Challenge -
Your task is to print every entry below exactly as given.

Material to process -
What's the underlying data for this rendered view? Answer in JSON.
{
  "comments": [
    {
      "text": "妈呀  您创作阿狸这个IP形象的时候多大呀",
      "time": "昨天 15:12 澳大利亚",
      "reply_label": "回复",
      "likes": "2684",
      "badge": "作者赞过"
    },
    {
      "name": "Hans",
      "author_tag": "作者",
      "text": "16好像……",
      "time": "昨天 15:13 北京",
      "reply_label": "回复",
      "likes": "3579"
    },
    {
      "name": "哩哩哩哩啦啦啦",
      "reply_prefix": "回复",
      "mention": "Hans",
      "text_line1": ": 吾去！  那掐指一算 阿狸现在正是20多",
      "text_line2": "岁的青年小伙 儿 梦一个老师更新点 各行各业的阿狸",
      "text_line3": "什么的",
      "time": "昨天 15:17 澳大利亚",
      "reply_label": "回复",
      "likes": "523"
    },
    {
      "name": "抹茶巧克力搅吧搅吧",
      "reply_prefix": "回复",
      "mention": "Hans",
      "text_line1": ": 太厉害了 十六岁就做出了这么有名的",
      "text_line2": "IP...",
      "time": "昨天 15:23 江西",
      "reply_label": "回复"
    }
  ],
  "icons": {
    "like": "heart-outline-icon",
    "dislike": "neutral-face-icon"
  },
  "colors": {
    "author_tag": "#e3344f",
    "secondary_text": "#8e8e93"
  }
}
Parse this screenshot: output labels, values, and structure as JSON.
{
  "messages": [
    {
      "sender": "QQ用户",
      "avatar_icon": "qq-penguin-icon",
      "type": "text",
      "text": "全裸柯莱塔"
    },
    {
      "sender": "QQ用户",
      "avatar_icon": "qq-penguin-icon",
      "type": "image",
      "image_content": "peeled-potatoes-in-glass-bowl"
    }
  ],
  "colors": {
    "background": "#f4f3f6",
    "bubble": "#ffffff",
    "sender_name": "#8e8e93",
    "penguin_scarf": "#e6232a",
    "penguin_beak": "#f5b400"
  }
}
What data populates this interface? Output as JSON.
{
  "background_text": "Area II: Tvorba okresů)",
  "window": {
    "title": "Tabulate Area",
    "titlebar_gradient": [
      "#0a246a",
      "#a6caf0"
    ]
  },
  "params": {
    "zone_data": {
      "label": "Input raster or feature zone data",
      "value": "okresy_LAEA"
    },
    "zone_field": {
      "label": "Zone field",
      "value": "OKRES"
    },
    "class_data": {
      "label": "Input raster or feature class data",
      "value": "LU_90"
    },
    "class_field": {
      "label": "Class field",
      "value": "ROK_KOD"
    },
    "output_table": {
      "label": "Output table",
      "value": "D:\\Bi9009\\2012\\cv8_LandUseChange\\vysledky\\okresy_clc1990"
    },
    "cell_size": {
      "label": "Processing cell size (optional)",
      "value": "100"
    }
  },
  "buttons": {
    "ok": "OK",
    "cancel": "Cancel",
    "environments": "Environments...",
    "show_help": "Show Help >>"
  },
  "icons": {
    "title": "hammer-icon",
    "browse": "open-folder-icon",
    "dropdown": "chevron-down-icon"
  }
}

Result of this task -
What's the underlying data for this rendered view? Answer in JSON.
{
  "comments": [
    {
      "text": "妈呀  您创作阿狸这个IP形象的时候多大呀",
      "time": "昨天 15:12 澳大利亚",
      "reply_label": "回复",
      "likes": "2684",
      "badge": "作者赞过"
    },
    {
      "name": "Hans",
      "author_tag": "作者",
      "text": "16好像……",
      "time": "昨天 15:13 北京",
      "reply_label": "回复",
      "likes": "3579"
    },
    {
      "name": "哩哩哩哩啦啦啦",
      "reply_prefix": "回复",
      "mention": "Hans",
      "text_line1": ": 吾去！  那掐指一算 阿狸现在正是20多",
      "text_line2": "岁的青年小伙 儿 梦一个老师更新点 各行各业的阿狸",
      "text_line3": "什么的",
      "time": "昨天 15:17 澳大利亚",
      "reply_label": "回复",
      "likes": "523"
    },
    {
      "name": "抹茶巧克力搅吧搅吧",
      "reply_prefix": "回复",
      "mention": "Hans",
      "text_line1": ": 太厉害了 十六岁就做出了这么有名的",
      "text_line2": "IP...",
      "time": "昨天 15:23 江西",
      "reply_label": "回复"
    }
  ],
  "icons": {
    "like": "heart-outline-icon",
    "dislike": "neutral-face-icon"
  },
  "colors": {
    "author_tag": "#e3344f",
    "secondary_text": "#8e8e93"
  }
}
Parse this screenshot: output labels, values, and structure as JSON.
{
  "messages": [
    {
      "sender": "QQ用户",
      "avatar_icon": "qq-penguin-icon",
      "type": "text",
      "text": "全裸柯莱塔"
    },
    {
      "sender": "QQ用户",
      "avatar_icon": "qq-penguin-icon",
      "type": "image",
      "image_content": "peeled-potatoes-in-glass-bowl"
    }
  ],
  "colors": {
    "background": "#f4f3f6",
    "bubble": "#ffffff",
    "sender_name": "#8e8e93",
    "penguin_scarf": "#e6232a",
    "penguin_beak": "#f5b400"
  }
}
What data populates this interface? Output as JSON.
{
  "background_text": "Area II: Tvorba okresů)",
  "window": {
    "title": "Tabulate Area",
    "titlebar_gradient": [
      "#0a246a",
      "#a6caf0"
    ]
  },
  "params": {
    "zone_data": {
      "label": "Input raster or feature zone data",
      "value": "okresy_LAEA"
    },
    "zone_field": {
      "label": "Zone field",
      "value": "OKRES"
    },
    "class_data": {
      "label": "Input raster or feature class data",
      "value": "LU_90"
    },
    "class_field": {
      "label": "Class field",
      "value": "ROK_KOD"
    },
    "output_table": {
      "label": "Output table",
      "value": "D:\\Bi9009\\2012\\cv8_LandUseChange\\vysledky\\okresy_clc1990"
    },
    "cell_size": {
      "label": "Processing cell size (optional)",
      "value": "100"
    }
  },
  "buttons": {
    "ok": "OK",
    "cancel": "Cancel",
    "environments": "Environments...",
    "show_help": "Show Help >>"
  },
  "icons": {
    "title": "hammer-icon",
    "browse": "open-folder-icon",
    "dropdown": "chevron-down-icon"
  }
}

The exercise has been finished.